** Begin Dataset content **

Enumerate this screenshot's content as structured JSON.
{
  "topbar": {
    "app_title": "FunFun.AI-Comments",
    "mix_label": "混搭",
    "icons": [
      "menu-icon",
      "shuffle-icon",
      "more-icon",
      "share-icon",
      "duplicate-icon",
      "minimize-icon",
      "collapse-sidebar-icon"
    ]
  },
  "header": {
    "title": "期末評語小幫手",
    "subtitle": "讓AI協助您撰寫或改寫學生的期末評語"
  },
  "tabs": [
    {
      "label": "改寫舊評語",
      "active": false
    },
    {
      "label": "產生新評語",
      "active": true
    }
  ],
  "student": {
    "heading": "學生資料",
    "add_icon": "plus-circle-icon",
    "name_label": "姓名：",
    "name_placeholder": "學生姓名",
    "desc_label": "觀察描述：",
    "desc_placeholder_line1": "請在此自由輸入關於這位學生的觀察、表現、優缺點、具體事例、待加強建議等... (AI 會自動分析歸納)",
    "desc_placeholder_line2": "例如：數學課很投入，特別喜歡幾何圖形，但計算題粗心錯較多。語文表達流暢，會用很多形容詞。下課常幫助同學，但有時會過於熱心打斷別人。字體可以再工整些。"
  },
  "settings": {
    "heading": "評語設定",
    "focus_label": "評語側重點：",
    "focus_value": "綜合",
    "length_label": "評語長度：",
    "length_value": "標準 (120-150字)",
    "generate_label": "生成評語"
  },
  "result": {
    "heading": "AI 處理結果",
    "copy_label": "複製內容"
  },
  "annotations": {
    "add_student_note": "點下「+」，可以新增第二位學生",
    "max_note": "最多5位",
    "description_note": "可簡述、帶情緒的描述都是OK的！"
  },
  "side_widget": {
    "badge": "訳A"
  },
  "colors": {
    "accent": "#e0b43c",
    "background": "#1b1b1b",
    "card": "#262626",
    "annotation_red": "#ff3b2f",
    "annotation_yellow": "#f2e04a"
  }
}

** End Dataset content **

→ **What is required**
What is the number of lines that hold the string "heading"? Reply with that number alone.

→ **Problem solution**
3